### The exercise
Copy the records below exactly, leaving out every picture.

### Material provided
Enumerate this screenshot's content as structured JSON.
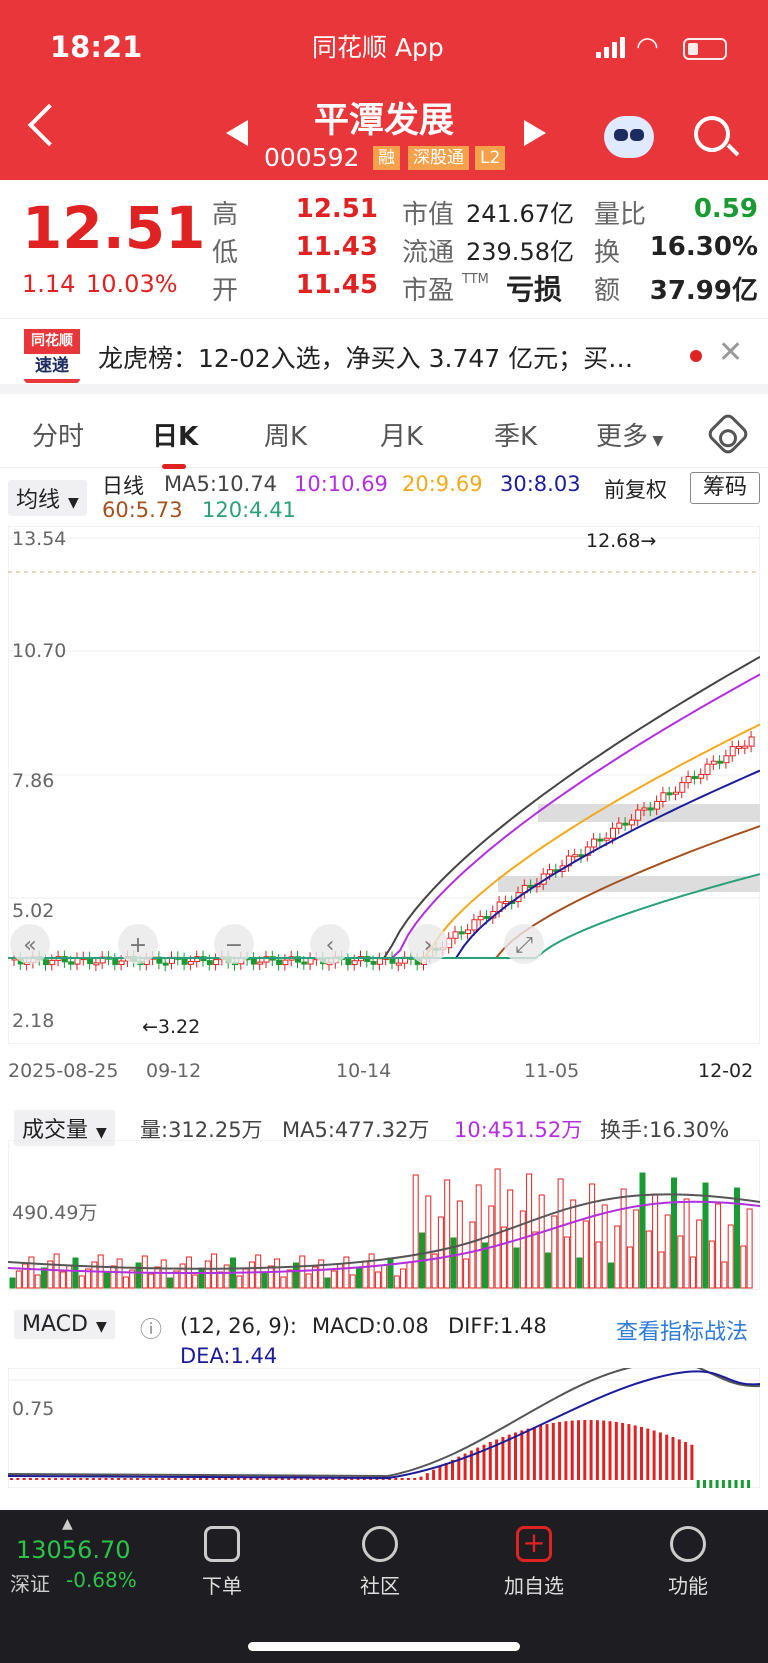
{
  "status_bar": {
    "time": "18:21",
    "app": "同花顺 App"
  },
  "header": {
    "stock_name": "平潭发展",
    "code": "000592",
    "tags": [
      "融",
      "深股通",
      "L2"
    ]
  },
  "quote": {
    "price": "12.51",
    "change": "1.14",
    "change_pct": "10.03%",
    "high_label": "高",
    "high": "12.51",
    "low_label": "低",
    "low": "11.43",
    "open_label": "开",
    "open": "11.45",
    "mktcap_label": "市值",
    "mktcap": "241.67亿",
    "float_label": "流通",
    "float": "239.58亿",
    "pe_label": "市盈",
    "pe_sup": "TTM",
    "pe": "亏损",
    "vr_label": "量比",
    "vr": "0.59",
    "turn_label": "换",
    "turn": "16.30%",
    "amt_label": "额",
    "amt": "37.99亿"
  },
  "news": {
    "logo_top": "同花顺",
    "logo_bottom": "速递",
    "text": "龙虎榜：12-02入选，净买入 3.747 亿元；买…"
  },
  "tabs": [
    "分时",
    "日K",
    "周K",
    "月K",
    "季K",
    "更多"
  ],
  "active_tab": 1,
  "kline_legend": {
    "indicator": "均线",
    "period": "日线",
    "ma5": "MA5:10.74",
    "ma10": "10:10.69",
    "ma20": "20:9.69",
    "ma30": "30:8.03",
    "ma60": "60:5.73",
    "ma120": "120:4.41",
    "adjust": "前复权",
    "chips": "筹码"
  },
  "kline_axis": {
    "y_ticks": [
      "13.54",
      "10.70",
      "7.86",
      "5.02",
      "2.18"
    ],
    "x_ticks": [
      "2025-08-25",
      "09-12",
      "10-14",
      "11-05",
      "12-02"
    ],
    "max_label": "12.68→",
    "min_label": "←3.22"
  },
  "volume_legend": {
    "indicator": "成交量",
    "vol": "量:312.25万",
    "ma5": "MA5:477.32万",
    "ma10": "10:451.52万",
    "turnover": "换手:16.30%",
    "y_tick": "490.49万"
  },
  "macd_legend": {
    "indicator": "MACD",
    "params": "(12, 26, 9):",
    "macd": "MACD:0.08",
    "diff": "DIFF:1.48",
    "dea": "DEA:1.44",
    "link": "查看指标战法",
    "y_tick": "0.75"
  },
  "nav": {
    "index_value": "13056.70",
    "index_name": "深证",
    "index_change": "-0.68%",
    "items": [
      "下单",
      "社区",
      "加自选",
      "功能"
    ]
  },
  "colors": {
    "up": "#e02222",
    "down": "#1a9a32",
    "header_bg": "#e8363a",
    "ma5": "#444444",
    "ma10": "#b22fe0",
    "ma20": "#f2a91b",
    "ma30": "#1c1c9a",
    "ma60": "#a4501f",
    "ma120": "#2aa078"
  }
}
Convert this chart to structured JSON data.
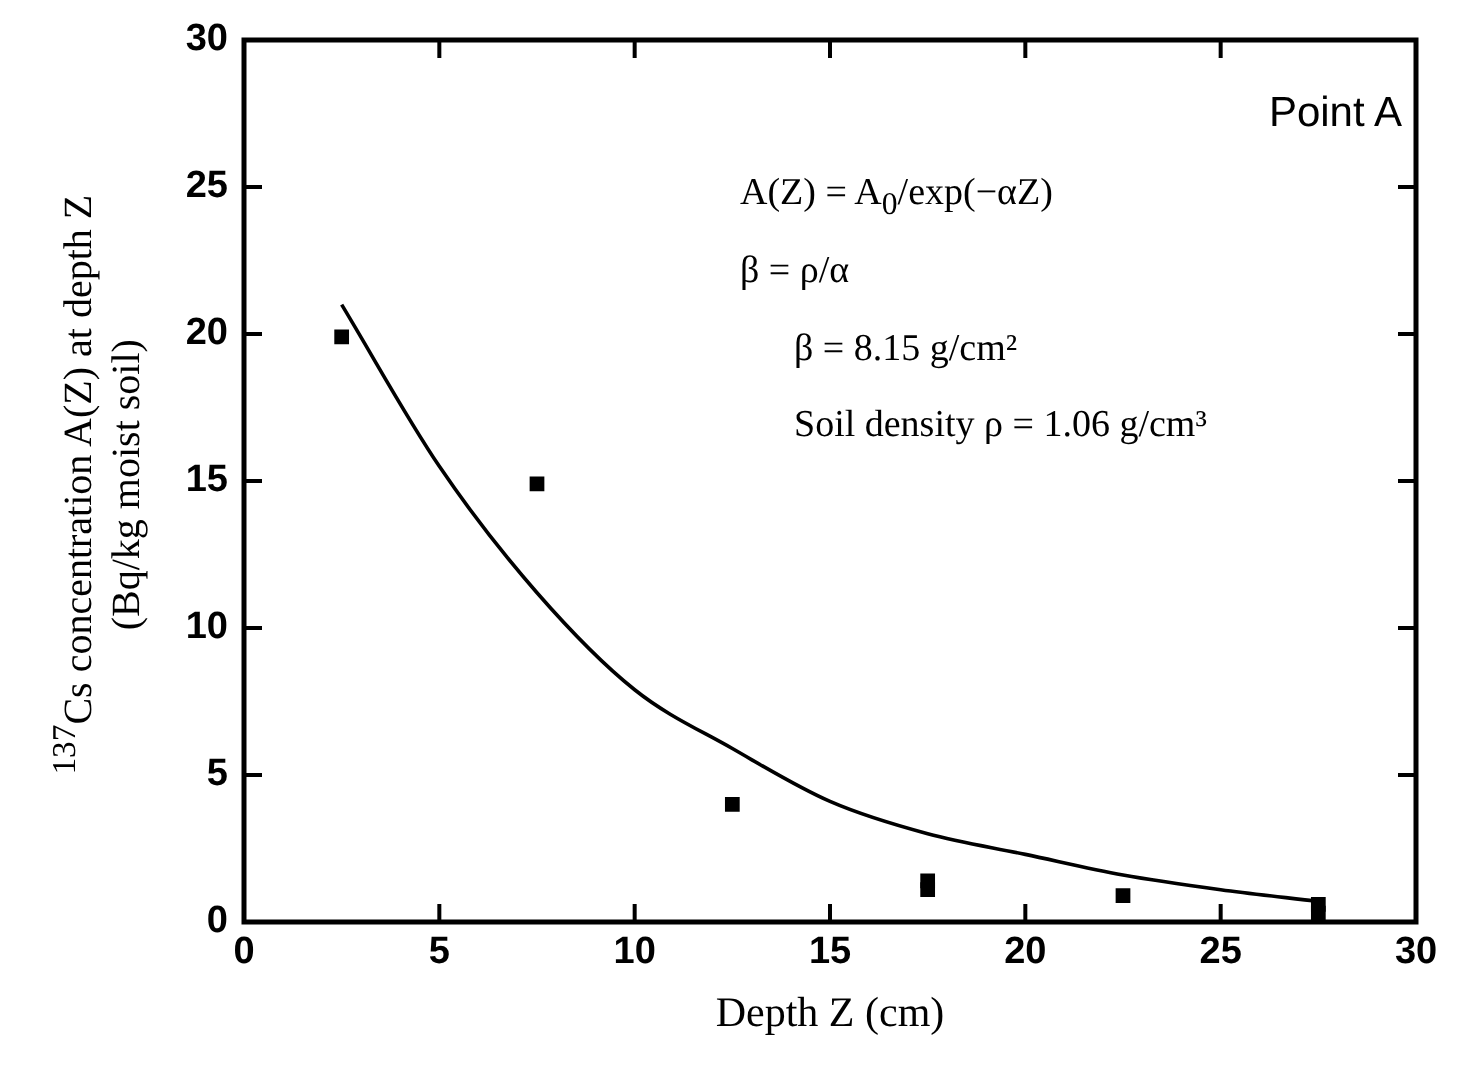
{
  "chart_data": {
    "type": "scatter",
    "xlabel": "Depth Z (cm)",
    "ylabel": "$^{137}$Cs concentration A(Z) at depth Z\n(Bq/kg moist soil)",
    "series": [
      {
        "type": "scatter",
        "color": "#000000",
        "marker": "square",
        "x": [
          2.5,
          7.5,
          12.5,
          17.5,
          17.5,
          22.5,
          27.5,
          27.5
        ],
        "values": [
          19.9,
          14.9,
          4.0,
          1.4,
          1.1,
          0.9,
          0.6,
          0.3
        ]
      },
      {
        "type": "line",
        "color": "#000000",
        "marker": "none",
        "x": [
          2.5,
          5,
          7.5,
          10,
          12.5,
          15,
          17.5,
          20,
          22.5,
          25,
          27.5
        ],
        "values": [
          21,
          15.5,
          11.2,
          7.9,
          5.9,
          4.1,
          3.0,
          2.3,
          1.6,
          1.1,
          0.7
        ]
      }
    ],
    "xlim": [
      0,
      30
    ],
    "xticks": [
      0,
      5,
      10,
      15,
      20,
      25,
      30
    ],
    "ylim": [
      0,
      30
    ],
    "yticks": [
      0,
      5,
      10,
      15,
      20,
      25,
      30
    ],
    "grid": false,
    "legend": false,
    "annotations": [
      "Point A",
      "A(Z) = A$_{0}$/exp(−αZ)",
      "β = ρ/α",
      "β = 8.15 g/cm²",
      "Soil density ρ = 1.06 g/cm³"
    ]
  }
}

### Result
Enumerate this screenshot's content as structured JSON.
{
  "status_bar": {
    "time": "18:21",
    "app": "同花顺 App"
  },
  "header": {
    "stock_name": "平潭发展",
    "code": "000592",
    "tags": [
      "融",
      "深股通",
      "L2"
    ]
  },
  "quote": {
    "price": "12.51",
    "change": "1.14",
    "change_pct": "10.03%",
    "high_label": "高",
    "high": "12.51",
    "low_label": "低",
    "low": "11.43",
    "open_label": "开",
    "open": "11.45",
    "mktcap_label": "市值",
    "mktcap": "241.67亿",
    "float_label": "流通",
    "float": "239.58亿",
    "pe_label": "市盈",
    "pe_sup": "TTM",
    "pe": "亏损",
    "vr_label": "量比",
    "vr": "0.59",
    "turn_label": "换",
    "turn": "16.30%",
    "amt_label": "额",
    "amt": "37.99亿"
  },
  "news": {
    "logo_top": "同花顺",
    "logo_bottom": "速递",
    "text": "龙虎榜：12-02入选，净买入 3.747 亿元；买…"
  },
  "tabs": [
    "分时",
    "日K",
    "周K",
    "月K",
    "季K",
    "更多"
  ],
  "active_tab": 1,
  "kline_legend": {
    "indicator": "均线",
    "period": "日线",
    "ma5": "MA5:10.74",
    "ma10": "10:10.69",
    "ma20": "20:9.69",
    "ma30": "30:8.03",
    "ma60": "60:5.73",
    "ma120": "120:4.41",
    "adjust": "前复权",
    "chips": "筹码"
  },
  "kline_axis": {
    "y_ticks": [
      "13.54",
      "10.70",
      "7.86",
      "5.02",
      "2.18"
    ],
    "x_ticks": [
      "2025-08-25",
      "09-12",
      "10-14",
      "11-05",
      "12-02"
    ],
    "max_label": "12.68→",
    "min_label": "←3.22"
  },
  "volume_legend": {
    "indicator": "成交量",
    "vol": "量:312.25万",
    "ma5": "MA5:477.32万",
    "ma10": "10:451.52万",
    "turnover": "换手:16.30%",
    "y_tick": "490.49万"
  },
  "macd_legend": {
    "indicator": "MACD",
    "params": "(12, 26, 9):",
    "macd": "MACD:0.08",
    "diff": "DIFF:1.48",
    "dea": "DEA:1.44",
    "link": "查看指标战法",
    "y_tick": "0.75"
  },
  "nav": {
    "index_value": "13056.70",
    "index_name": "深证",
    "index_change": "-0.68%",
    "items": [
      "下单",
      "社区",
      "加自选",
      "功能"
    ]
  },
  "colors": {
    "up": "#e02222",
    "down": "#1a9a32",
    "header_bg": "#e8363a",
    "ma5": "#444444",
    "ma10": "#b22fe0",
    "ma20": "#f2a91b",
    "ma30": "#1c1c9a",
    "ma60": "#a4501f",
    "ma120": "#2aa078"
  }
}
Convert this chart to structured JSON data.
{
  "chart_data": {
    "type": "scatter",
    "xlabel": "Depth Z (cm)",
    "ylabel": "$^{137}$Cs concentration A(Z) at depth Z\n(Bq/kg moist soil)",
    "series": [
      {
        "type": "scatter",
        "color": "#000000",
        "marker": "square",
        "x": [
          2.5,
          7.5,
          12.5,
          17.5,
          17.5,
          22.5,
          27.5,
          27.5
        ],
        "values": [
          19.9,
          14.9,
          4.0,
          1.4,
          1.1,
          0.9,
          0.6,
          0.3
        ]
      },
      {
        "type": "line",
        "color": "#000000",
        "marker": "none",
        "x": [
          2.5,
          5,
          7.5,
          10,
          12.5,
          15,
          17.5,
          20,
          22.5,
          25,
          27.5
        ],
        "values": [
          21,
          15.5,
          11.2,
          7.9,
          5.9,
          4.1,
          3.0,
          2.3,
          1.6,
          1.1,
          0.7
        ]
      }
    ],
    "xlim": [
      0,
      30
    ],
    "xticks": [
      0,
      5,
      10,
      15,
      20,
      25,
      30
    ],
    "ylim": [
      0,
      30
    ],
    "yticks": [
      0,
      5,
      10,
      15,
      20,
      25,
      30
    ],
    "grid": false,
    "legend": false,
    "annotations": [
      "Point A",
      "A(Z) = A$_{0}$/exp(−αZ)",
      "β = ρ/α",
      "β = 8.15 g/cm²",
      "Soil density ρ = 1.06 g/cm³"
    ]
  }
}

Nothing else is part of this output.